----- PROVIDED RECORDS
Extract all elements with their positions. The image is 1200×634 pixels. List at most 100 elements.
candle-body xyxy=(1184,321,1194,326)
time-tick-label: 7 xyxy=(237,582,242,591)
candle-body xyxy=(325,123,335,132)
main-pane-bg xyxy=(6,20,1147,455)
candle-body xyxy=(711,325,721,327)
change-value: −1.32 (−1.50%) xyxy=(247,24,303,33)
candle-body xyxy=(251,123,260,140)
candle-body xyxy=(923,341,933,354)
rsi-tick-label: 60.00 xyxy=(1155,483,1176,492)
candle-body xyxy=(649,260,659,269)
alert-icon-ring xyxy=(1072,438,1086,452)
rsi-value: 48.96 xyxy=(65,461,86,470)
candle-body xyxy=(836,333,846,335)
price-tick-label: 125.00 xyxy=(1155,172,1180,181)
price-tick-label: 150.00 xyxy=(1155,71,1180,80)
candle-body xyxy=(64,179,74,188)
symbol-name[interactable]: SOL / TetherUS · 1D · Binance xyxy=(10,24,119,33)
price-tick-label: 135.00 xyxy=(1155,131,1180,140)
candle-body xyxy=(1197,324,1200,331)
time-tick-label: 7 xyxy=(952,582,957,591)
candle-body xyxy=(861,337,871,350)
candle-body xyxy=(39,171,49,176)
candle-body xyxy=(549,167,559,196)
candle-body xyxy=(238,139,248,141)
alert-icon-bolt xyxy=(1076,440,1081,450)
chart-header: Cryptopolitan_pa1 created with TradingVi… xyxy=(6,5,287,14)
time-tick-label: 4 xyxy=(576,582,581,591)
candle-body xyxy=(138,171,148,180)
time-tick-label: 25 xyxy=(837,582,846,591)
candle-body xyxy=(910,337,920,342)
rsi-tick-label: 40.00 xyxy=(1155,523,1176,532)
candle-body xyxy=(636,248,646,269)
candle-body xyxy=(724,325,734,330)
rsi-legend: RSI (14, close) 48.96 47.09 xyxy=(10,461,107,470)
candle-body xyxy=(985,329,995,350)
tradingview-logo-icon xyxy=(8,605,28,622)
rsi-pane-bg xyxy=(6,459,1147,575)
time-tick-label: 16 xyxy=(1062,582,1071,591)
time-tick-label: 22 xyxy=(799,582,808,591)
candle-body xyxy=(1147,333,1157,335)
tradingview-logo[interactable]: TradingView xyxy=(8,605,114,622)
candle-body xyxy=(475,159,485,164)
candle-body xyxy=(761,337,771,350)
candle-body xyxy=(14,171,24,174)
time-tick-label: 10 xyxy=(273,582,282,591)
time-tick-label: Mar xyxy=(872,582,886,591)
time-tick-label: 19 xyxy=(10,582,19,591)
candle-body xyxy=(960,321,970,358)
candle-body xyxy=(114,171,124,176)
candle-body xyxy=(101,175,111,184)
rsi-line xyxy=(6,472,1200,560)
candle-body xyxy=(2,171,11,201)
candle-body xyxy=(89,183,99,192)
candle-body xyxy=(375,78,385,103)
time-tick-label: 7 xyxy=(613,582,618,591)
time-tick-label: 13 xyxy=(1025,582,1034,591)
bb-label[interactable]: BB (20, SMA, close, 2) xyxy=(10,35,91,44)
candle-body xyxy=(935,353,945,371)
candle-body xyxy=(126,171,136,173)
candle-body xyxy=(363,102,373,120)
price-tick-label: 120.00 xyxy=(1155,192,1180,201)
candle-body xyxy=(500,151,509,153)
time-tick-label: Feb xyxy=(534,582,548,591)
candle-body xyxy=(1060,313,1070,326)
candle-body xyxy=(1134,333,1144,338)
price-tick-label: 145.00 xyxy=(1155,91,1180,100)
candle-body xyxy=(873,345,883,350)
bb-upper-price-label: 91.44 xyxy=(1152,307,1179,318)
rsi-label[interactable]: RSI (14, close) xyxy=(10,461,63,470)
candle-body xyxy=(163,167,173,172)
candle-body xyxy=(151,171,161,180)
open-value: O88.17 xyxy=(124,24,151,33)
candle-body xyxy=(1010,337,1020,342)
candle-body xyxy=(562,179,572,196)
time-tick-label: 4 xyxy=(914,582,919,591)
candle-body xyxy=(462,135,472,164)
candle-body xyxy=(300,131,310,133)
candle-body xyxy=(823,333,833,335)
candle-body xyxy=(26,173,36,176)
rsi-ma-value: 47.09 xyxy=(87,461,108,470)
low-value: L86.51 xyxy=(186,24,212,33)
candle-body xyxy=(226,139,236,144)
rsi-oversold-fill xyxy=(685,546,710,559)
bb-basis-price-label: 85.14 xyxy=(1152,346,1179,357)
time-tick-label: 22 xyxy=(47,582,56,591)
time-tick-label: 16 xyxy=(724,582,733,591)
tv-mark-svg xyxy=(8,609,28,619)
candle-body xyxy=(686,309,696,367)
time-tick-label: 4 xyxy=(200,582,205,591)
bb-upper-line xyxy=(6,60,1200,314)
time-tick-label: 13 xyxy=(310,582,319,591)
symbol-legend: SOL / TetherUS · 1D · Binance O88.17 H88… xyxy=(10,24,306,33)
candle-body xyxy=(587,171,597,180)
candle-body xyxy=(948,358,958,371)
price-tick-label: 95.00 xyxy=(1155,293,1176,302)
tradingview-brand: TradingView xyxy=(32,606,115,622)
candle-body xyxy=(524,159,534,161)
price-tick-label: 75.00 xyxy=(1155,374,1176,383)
----------
- DIRECTION -
Reproduce the material above line for line, without changing a character.

- RESULT FOR THIS TASK -
Extract all elements with their positions. The image is 1200×634 pixels. List at most 100 elements.
candle-body xyxy=(1184,321,1194,326)
time-tick-label: 7 xyxy=(237,582,242,591)
candle-body xyxy=(325,123,335,132)
main-pane-bg xyxy=(6,20,1147,455)
candle-body xyxy=(711,325,721,327)
change-value: −1.32 (−1.50%) xyxy=(247,24,303,33)
candle-body xyxy=(251,123,260,140)
candle-body xyxy=(923,341,933,354)
rsi-tick-label: 60.00 xyxy=(1155,483,1176,492)
candle-body xyxy=(649,260,659,269)
alert-icon-ring xyxy=(1072,438,1086,452)
rsi-value: 48.96 xyxy=(65,461,86,470)
candle-body xyxy=(836,333,846,335)
price-tick-label: 125.00 xyxy=(1155,172,1180,181)
price-tick-label: 150.00 xyxy=(1155,71,1180,80)
candle-body xyxy=(64,179,74,188)
symbol-name[interactable]: SOL / TetherUS · 1D · Binance xyxy=(10,24,119,33)
price-tick-label: 135.00 xyxy=(1155,131,1180,140)
candle-body xyxy=(1197,324,1200,331)
time-tick-label: 7 xyxy=(952,582,957,591)
candle-body xyxy=(861,337,871,350)
candle-body xyxy=(39,171,49,176)
candle-body xyxy=(549,167,559,196)
candle-body xyxy=(238,139,248,141)
alert-icon-bolt xyxy=(1076,440,1081,450)
chart-header: Cryptopolitan_pa1 created with TradingVi… xyxy=(6,5,287,14)
time-tick-label: 4 xyxy=(576,582,581,591)
candle-body xyxy=(138,171,148,180)
time-tick-label: 25 xyxy=(837,582,846,591)
candle-body xyxy=(910,337,920,342)
rsi-tick-label: 40.00 xyxy=(1155,523,1176,532)
candle-body xyxy=(636,248,646,269)
candle-body xyxy=(724,325,734,330)
rsi-legend: RSI (14, close) 48.96 47.09 xyxy=(10,461,107,470)
candle-body xyxy=(985,329,995,350)
tradingview-logo-icon xyxy=(8,605,28,622)
rsi-pane-bg xyxy=(6,459,1147,575)
time-tick-label: 16 xyxy=(1062,582,1071,591)
time-tick-label: 22 xyxy=(799,582,808,591)
candle-body xyxy=(1147,333,1157,335)
tradingview-logo[interactable]: TradingView xyxy=(8,605,114,622)
candle-body xyxy=(475,159,485,164)
candle-body xyxy=(761,337,771,350)
candle-body xyxy=(14,171,24,174)
time-tick-label: 10 xyxy=(273,582,282,591)
time-tick-label: Mar xyxy=(872,582,886,591)
time-tick-label: 19 xyxy=(10,582,19,591)
candle-body xyxy=(960,321,970,358)
candle-body xyxy=(114,171,124,176)
candle-body xyxy=(101,175,111,184)
rsi-line xyxy=(6,472,1200,560)
candle-body xyxy=(2,171,11,201)
candle-body xyxy=(89,183,99,192)
candle-body xyxy=(375,78,385,103)
time-tick-label: 7 xyxy=(613,582,618,591)
time-tick-label: 13 xyxy=(1025,582,1034,591)
bb-label[interactable]: BB (20, SMA, close, 2) xyxy=(10,35,91,44)
candle-body xyxy=(935,353,945,371)
candle-body xyxy=(126,171,136,173)
candle-body xyxy=(363,102,373,120)
price-tick-label: 120.00 xyxy=(1155,192,1180,201)
candle-body xyxy=(500,151,509,153)
time-tick-label: Feb xyxy=(534,582,548,591)
candle-body xyxy=(1060,313,1070,326)
candle-body xyxy=(1134,333,1144,338)
price-tick-label: 145.00 xyxy=(1155,91,1180,100)
candle-body xyxy=(873,345,883,350)
bb-upper-price-label: 91.44 xyxy=(1152,307,1179,318)
rsi-label[interactable]: RSI (14, close) xyxy=(10,461,63,470)
candle-body xyxy=(163,167,173,172)
candle-body xyxy=(151,171,161,180)
open-value: O88.17 xyxy=(124,24,151,33)
candle-body xyxy=(1010,337,1020,342)
candle-body xyxy=(562,179,572,196)
time-tick-label: 4 xyxy=(914,582,919,591)
candle-body xyxy=(462,135,472,164)
candle-body xyxy=(300,131,310,133)
candle-body xyxy=(823,333,833,335)
candle-body xyxy=(26,173,36,176)
rsi-ma-value: 47.09 xyxy=(87,461,108,470)
low-value: L86.51 xyxy=(186,24,212,33)
candle-body xyxy=(226,139,236,144)
rsi-oversold-fill xyxy=(685,546,710,559)
bb-basis-price-label: 85.14 xyxy=(1152,346,1179,357)
time-tick-label: 22 xyxy=(47,582,56,591)
time-tick-label: 16 xyxy=(724,582,733,591)
tv-mark-svg xyxy=(8,609,28,619)
candle-body xyxy=(686,309,696,367)
time-tick-label: 4 xyxy=(200,582,205,591)
bb-upper-line xyxy=(6,60,1200,314)
time-tick-label: 13 xyxy=(310,582,319,591)
symbol-legend: SOL / TetherUS · 1D · Binance O88.17 H88… xyxy=(10,24,306,33)
candle-body xyxy=(587,171,597,180)
candle-body xyxy=(948,358,958,371)
price-tick-label: 95.00 xyxy=(1155,293,1176,302)
tradingview-brand: TradingView xyxy=(32,606,115,622)
candle-body xyxy=(524,159,534,161)
price-tick-label: 75.00 xyxy=(1155,374,1176,383)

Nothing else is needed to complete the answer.